## Given request
Copy every line in the records below that contains the word "受注生産品".

## Supplied information
___

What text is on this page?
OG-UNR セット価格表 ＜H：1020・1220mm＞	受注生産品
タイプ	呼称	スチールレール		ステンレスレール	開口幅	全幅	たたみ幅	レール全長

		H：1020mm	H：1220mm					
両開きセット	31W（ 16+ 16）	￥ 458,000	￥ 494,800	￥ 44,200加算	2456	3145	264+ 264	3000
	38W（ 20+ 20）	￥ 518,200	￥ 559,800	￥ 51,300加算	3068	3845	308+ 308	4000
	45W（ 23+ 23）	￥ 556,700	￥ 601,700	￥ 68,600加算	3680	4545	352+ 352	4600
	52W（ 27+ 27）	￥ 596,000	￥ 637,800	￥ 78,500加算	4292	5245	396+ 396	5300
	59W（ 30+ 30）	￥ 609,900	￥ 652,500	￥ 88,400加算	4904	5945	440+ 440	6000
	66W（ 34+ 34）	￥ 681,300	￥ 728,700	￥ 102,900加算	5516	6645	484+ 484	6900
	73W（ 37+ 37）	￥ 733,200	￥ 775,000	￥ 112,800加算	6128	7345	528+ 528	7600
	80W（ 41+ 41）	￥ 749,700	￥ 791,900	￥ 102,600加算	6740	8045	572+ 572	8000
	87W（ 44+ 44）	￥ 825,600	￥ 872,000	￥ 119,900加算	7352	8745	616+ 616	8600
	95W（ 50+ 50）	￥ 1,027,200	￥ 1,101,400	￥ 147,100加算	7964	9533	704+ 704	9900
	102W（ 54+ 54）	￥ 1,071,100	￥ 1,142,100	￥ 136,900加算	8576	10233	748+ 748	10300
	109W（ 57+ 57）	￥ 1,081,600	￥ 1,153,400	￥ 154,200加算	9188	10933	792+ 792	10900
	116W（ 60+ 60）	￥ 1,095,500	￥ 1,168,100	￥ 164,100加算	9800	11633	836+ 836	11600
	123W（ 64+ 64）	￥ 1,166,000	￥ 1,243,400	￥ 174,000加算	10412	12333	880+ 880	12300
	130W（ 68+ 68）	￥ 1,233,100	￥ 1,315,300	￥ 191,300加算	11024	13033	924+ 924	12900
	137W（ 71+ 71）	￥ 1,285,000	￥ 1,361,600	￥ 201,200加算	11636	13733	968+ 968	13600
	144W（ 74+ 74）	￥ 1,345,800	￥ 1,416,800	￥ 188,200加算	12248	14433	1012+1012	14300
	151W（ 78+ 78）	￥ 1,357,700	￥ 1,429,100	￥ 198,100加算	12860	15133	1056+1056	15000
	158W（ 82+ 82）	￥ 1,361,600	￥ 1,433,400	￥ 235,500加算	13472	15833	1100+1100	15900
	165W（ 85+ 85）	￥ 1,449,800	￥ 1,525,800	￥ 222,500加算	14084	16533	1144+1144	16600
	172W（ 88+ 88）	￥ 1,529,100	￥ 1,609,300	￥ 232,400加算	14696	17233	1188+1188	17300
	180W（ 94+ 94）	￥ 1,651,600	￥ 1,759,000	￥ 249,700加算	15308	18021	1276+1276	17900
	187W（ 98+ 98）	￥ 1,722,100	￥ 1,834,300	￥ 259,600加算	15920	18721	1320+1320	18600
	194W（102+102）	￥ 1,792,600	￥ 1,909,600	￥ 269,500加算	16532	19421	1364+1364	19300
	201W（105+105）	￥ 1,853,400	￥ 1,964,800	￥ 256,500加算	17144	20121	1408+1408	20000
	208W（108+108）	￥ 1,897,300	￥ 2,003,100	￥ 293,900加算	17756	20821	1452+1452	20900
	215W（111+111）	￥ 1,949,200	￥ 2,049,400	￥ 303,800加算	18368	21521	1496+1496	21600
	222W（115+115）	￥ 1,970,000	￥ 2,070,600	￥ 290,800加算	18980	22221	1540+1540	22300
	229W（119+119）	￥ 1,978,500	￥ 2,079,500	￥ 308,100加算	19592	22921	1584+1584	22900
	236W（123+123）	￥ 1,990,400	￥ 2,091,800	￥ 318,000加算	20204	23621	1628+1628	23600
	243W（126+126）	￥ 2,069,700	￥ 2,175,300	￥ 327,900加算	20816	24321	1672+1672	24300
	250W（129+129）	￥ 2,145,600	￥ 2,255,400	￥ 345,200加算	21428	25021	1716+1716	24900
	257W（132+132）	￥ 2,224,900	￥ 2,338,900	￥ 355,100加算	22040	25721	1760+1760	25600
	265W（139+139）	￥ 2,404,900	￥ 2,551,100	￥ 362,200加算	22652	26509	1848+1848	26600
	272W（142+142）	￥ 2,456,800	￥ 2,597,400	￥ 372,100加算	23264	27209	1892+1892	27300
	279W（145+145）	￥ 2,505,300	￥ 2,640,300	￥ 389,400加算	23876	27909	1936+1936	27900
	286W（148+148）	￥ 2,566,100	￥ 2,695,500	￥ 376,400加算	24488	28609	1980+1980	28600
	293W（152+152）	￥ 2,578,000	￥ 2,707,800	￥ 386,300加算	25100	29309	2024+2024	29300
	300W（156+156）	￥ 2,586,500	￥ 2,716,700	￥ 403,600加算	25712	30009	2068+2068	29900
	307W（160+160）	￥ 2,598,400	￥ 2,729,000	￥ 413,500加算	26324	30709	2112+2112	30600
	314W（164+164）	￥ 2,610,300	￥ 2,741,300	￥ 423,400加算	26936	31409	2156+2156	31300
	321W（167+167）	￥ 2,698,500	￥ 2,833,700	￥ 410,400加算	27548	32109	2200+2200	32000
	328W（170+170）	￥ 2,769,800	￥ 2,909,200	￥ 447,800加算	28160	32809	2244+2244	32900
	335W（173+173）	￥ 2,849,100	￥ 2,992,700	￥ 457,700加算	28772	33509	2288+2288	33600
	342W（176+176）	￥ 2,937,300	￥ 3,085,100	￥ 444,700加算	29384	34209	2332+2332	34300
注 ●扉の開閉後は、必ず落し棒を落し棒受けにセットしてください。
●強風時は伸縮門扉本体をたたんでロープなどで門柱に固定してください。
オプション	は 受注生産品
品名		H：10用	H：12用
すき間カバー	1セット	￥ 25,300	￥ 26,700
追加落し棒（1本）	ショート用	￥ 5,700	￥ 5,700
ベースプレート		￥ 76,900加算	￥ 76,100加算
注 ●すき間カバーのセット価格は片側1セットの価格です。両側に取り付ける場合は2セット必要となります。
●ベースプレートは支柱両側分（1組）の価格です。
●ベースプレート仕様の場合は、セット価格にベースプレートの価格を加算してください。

___

## Response to the task
OG-UNR セット価格表 ＜H：1020・1220mm＞	受注生産品
オプション	は 受注生産品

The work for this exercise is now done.